PROBLEM DESCRIPTION ->
Copy all of the records below verbatim.

** start GIVEN RECORDS **

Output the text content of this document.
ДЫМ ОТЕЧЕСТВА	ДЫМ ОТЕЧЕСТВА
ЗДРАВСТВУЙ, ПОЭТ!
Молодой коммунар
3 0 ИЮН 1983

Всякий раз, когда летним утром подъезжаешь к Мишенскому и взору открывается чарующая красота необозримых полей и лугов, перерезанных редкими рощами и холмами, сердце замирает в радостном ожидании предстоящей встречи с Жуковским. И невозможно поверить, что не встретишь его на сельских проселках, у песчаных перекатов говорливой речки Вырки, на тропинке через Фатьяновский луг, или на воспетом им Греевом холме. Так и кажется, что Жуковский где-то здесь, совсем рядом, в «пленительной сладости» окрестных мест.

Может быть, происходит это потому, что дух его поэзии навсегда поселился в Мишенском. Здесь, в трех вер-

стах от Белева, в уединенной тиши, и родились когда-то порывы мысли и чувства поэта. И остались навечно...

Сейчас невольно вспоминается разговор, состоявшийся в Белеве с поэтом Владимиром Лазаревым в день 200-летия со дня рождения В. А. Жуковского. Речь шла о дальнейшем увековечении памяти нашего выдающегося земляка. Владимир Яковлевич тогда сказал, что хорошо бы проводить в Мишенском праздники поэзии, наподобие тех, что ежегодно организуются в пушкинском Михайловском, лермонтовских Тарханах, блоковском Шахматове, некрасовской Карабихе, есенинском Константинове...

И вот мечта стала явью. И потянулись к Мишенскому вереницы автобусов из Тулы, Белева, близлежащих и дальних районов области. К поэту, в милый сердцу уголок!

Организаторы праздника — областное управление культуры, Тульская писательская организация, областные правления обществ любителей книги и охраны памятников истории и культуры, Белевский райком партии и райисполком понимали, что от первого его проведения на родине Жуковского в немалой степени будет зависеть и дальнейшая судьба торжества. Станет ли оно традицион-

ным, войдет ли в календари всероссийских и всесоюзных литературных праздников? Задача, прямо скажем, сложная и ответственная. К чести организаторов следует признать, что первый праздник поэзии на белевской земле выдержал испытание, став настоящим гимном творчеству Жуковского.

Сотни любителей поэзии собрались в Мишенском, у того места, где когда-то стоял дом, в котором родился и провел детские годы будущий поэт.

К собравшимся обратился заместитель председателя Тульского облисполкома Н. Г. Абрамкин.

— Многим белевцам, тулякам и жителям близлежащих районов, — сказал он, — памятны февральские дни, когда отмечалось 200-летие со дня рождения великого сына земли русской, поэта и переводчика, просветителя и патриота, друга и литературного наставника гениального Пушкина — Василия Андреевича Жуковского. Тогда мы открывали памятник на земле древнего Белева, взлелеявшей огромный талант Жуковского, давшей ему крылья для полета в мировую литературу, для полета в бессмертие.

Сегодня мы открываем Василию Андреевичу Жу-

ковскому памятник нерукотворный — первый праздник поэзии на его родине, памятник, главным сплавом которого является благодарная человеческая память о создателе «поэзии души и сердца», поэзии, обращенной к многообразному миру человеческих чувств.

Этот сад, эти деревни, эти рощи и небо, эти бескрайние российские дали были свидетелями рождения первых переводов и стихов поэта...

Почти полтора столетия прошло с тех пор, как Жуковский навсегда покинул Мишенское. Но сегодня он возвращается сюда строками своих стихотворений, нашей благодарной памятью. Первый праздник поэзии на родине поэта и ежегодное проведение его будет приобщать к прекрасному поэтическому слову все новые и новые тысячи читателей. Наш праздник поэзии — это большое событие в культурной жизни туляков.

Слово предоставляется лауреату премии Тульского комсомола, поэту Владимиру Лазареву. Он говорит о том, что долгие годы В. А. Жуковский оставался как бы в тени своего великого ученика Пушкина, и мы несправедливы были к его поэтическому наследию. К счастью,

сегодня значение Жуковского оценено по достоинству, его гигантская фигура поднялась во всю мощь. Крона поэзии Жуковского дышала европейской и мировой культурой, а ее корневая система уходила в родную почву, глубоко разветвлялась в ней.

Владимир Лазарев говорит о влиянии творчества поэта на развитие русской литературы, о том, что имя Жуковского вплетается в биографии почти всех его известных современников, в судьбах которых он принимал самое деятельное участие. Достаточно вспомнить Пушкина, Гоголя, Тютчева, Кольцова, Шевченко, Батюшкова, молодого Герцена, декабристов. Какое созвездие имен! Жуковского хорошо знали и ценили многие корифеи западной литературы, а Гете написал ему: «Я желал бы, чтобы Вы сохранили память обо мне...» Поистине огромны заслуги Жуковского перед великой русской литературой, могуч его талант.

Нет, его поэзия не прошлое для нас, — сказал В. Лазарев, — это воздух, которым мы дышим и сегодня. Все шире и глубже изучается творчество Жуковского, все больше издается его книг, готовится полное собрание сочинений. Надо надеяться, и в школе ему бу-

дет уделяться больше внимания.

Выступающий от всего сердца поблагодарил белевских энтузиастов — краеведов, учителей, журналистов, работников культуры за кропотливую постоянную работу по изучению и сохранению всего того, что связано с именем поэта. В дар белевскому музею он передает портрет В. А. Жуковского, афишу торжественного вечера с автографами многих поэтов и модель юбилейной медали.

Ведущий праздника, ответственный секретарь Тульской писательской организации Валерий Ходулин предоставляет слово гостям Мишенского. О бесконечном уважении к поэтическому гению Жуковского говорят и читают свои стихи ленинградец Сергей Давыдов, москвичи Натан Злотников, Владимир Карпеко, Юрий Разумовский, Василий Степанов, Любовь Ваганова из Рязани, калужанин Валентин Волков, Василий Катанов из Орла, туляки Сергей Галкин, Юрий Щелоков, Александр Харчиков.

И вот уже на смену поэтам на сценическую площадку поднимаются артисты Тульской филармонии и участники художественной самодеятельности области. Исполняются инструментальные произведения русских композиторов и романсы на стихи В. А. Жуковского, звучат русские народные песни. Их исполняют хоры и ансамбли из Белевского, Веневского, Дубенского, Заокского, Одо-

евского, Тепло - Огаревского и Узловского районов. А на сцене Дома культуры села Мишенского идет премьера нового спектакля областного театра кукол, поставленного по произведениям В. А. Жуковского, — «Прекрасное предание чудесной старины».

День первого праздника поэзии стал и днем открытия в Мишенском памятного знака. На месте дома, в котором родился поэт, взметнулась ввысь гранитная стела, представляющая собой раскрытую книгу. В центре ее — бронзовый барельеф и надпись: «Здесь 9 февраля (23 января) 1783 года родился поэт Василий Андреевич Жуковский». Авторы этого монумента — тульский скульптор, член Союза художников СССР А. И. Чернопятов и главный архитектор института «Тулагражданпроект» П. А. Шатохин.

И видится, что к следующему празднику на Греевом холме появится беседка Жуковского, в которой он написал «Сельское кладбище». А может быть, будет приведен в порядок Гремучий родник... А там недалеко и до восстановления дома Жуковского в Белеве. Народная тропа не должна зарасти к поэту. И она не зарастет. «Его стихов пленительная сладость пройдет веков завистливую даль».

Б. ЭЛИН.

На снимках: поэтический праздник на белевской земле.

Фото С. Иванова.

** end GIVEN RECORDS **

COMPLETE RESPONSE ->
Output the text content of this document.
ДЫМ ОТЕЧЕСТВА	ДЫМ ОТЕЧЕСТВА
ЗДРАВСТВУЙ, ПОЭТ!
Молодой коммунар
3 0 ИЮН 1983

Всякий раз, когда летним утром подъезжаешь к Мишенскому и взору открывается чарующая красота необозримых полей и лугов, перерезанных редкими рощами и холмами, сердце замирает в радостном ожидании предстоящей встречи с Жуковским. И невозможно поверить, что не встретишь его на сельских проселках, у песчаных перекатов говорливой речки Вырки, на тропинке через Фатьяновский луг, или на воспетом им Греевом холме. Так и кажется, что Жуковский где-то здесь, совсем рядом, в «пленительной сладости» окрестных мест.

Может быть, происходит это потому, что дух его поэзии навсегда поселился в Мишенском. Здесь, в трех вер-

стах от Белева, в уединенной тиши, и родились когда-то порывы мысли и чувства поэта. И остались навечно...

Сейчас невольно вспоминается разговор, состоявшийся в Белеве с поэтом Владимиром Лазаревым в день 200-летия со дня рождения В. А. Жуковского. Речь шла о дальнейшем увековечении памяти нашего выдающегося земляка. Владимир Яковлевич тогда сказал, что хорошо бы проводить в Мишенском праздники поэзии, наподобие тех, что ежегодно организуются в пушкинском Михайловском, лермонтовских Тарханах, блоковском Шахматове, некрасовской Карабихе, есенинском Константинове...

И вот мечта стала явью. И потянулись к Мишенскому вереницы автобусов из Тулы, Белева, близлежащих и дальних районов области. К поэту, в милый сердцу уголок!

Организаторы праздника — областное управление культуры, Тульская писательская организация, областные правления обществ любителей книги и охраны памятников истории и культуры, Белевский райком партии и райисполком понимали, что от первого его проведения на родине Жуковского в немалой степени будет зависеть и дальнейшая судьба торжества. Станет ли оно традицион-

ным, войдет ли в календари всероссийских и всесоюзных литературных праздников? Задача, прямо скажем, сложная и ответственная. К чести организаторов следует признать, что первый праздник поэзии на белевской земле выдержал испытание, став настоящим гимном творчеству Жуковского.

Сотни любителей поэзии собрались в Мишенском, у того места, где когда-то стоял дом, в котором родился и провел детские годы будущий поэт.

К собравшимся обратился заместитель председателя Тульского облисполкома Н. Г. Абрамкин.

— Многим белевцам, тулякам и жителям близлежащих районов, — сказал он, — памятны февральские дни, когда отмечалось 200-летие со дня рождения великого сына земли русской, поэта и переводчика, просветителя и патриота, друга и литературного наставника гениального Пушкина — Василия Андреевича Жуковского. Тогда мы открывали памятник на земле древнего Белева, взлелеявшей огромный талант Жуковского, давшей ему крылья для полета в мировую литературу, для полета в бессмертие.

Сегодня мы открываем Василию Андреевичу Жу-

ковскому памятник нерукотворный — первый праздник поэзии на его родине, памятник, главным сплавом которого является благодарная человеческая память о создателе «поэзии души и сердца», поэзии, обращенной к многообразному миру человеческих чувств.

Этот сад, эти деревни, эти рощи и небо, эти бескрайние российские дали были свидетелями рождения первых переводов и стихов поэта...

Почти полтора столетия прошло с тех пор, как Жуковский навсегда покинул Мишенское. Но сегодня он возвращается сюда строками своих стихотворений, нашей благодарной памятью. Первый праздник поэзии на родине поэта и ежегодное проведение его будет приобщать к прекрасному поэтическому слову все новые и новые тысячи читателей. Наш праздник поэзии — это большое событие в культурной жизни туляков.

Слово предоставляется лауреату премии Тульского комсомола, поэту Владимиру Лазареву. Он говорит о том, что долгие годы В. А. Жуковский оставался как бы в тени своего великого ученика Пушкина, и мы несправедливы были к его поэтическому наследию. К счастью,

сегодня значение Жуковского оценено по достоинству, его гигантская фигура поднялась во всю мощь. Крона поэзии Жуковского дышала европейской и мировой культурой, а ее корневая система уходила в родную почву, глубоко разветвлялась в ней.

Владимир Лазарев говорит о влиянии творчества поэта на развитие русской литературы, о том, что имя Жуковского вплетается в биографии почти всех его известных современников, в судьбах которых он принимал самое деятельное участие. Достаточно вспомнить Пушкина, Гоголя, Тютчева, Кольцова, Шевченко, Батюшкова, молодого Герцена, декабристов. Какое созвездие имен! Жуковского хорошо знали и ценили многие корифеи западной литературы, а Гете написал ему: «Я желал бы, чтобы Вы сохранили память обо мне...» Поистине огромны заслуги Жуковского перед великой русской литературой, могуч его талант.

Нет, его поэзия не прошлое для нас, — сказал В. Лазарев, — это воздух, которым мы дышим и сегодня. Все шире и глубже изучается творчество Жуковского, все больше издается его книг, готовится полное собрание сочинений. Надо надеяться, и в школе ему бу-

дет уделяться больше внимания.

Выступающий от всего сердца поблагодарил белевских энтузиастов — краеведов, учителей, журналистов, работников культуры за кропотливую постоянную работу по изучению и сохранению всего того, что связано с именем поэта. В дар белевскому музею он передает портрет В. А. Жуковского, афишу торжественного вечера с автографами многих поэтов и модель юбилейной медали.

Ведущий праздника, ответственный секретарь Тульской писательской организации Валерий Ходулин предоставляет слово гостям Мишенского. О бесконечном уважении к поэтическому гению Жуковского говорят и читают свои стихи ленинградец Сергей Давыдов, москвичи Натан Злотников, Владимир Карпеко, Юрий Разумовский, Василий Степанов, Любовь Ваганова из Рязани, калужанин Валентин Волков, Василий Катанов из Орла, туляки Сергей Галкин, Юрий Щелоков, Александр Харчиков.

И вот уже на смену поэтам на сценическую площадку поднимаются артисты Тульской филармонии и участники художественной самодеятельности области. Исполняются инструментальные произведения русских композиторов и романсы на стихи В. А. Жуковского, звучат русские народные песни. Их исполняют хоры и ансамбли из Белевского, Веневского, Дубенского, Заокского, Одо-

евского, Тепло - Огаревского и Узловского районов. А на сцене Дома культуры села Мишенского идет премьера нового спектакля областного театра кукол, поставленного по произведениям В. А. Жуковского, — «Прекрасное предание чудесной старины».

День первого праздника поэзии стал и днем открытия в Мишенском памятного знака. На месте дома, в котором родился поэт, взметнулась ввысь гранитная стела, представляющая собой раскрытую книгу. В центре ее — бронзовый барельеф и надпись: «Здесь 9 февраля (23 января) 1783 года родился поэт Василий Андреевич Жуковский». Авторы этого монумента — тульский скульптор, член Союза художников СССР А. И. Чернопятов и главный архитектор института «Тулагражданпроект» П. А. Шатохин.

И видится, что к следующему празднику на Греевом холме появится беседка Жуковского, в которой он написал «Сельское кладбище». А может быть, будет приведен в порядок Гремучий родник... А там недалеко и до восстановления дома Жуковского в Белеве. Народная тропа не должна зарасти к поэту. И она не зарастет. «Его стихов пленительная сладость пройдет веков завистливую даль».

Б. ЭЛИН.

На снимках: поэтический праздник на белевской земле.

Фото С. Иванова.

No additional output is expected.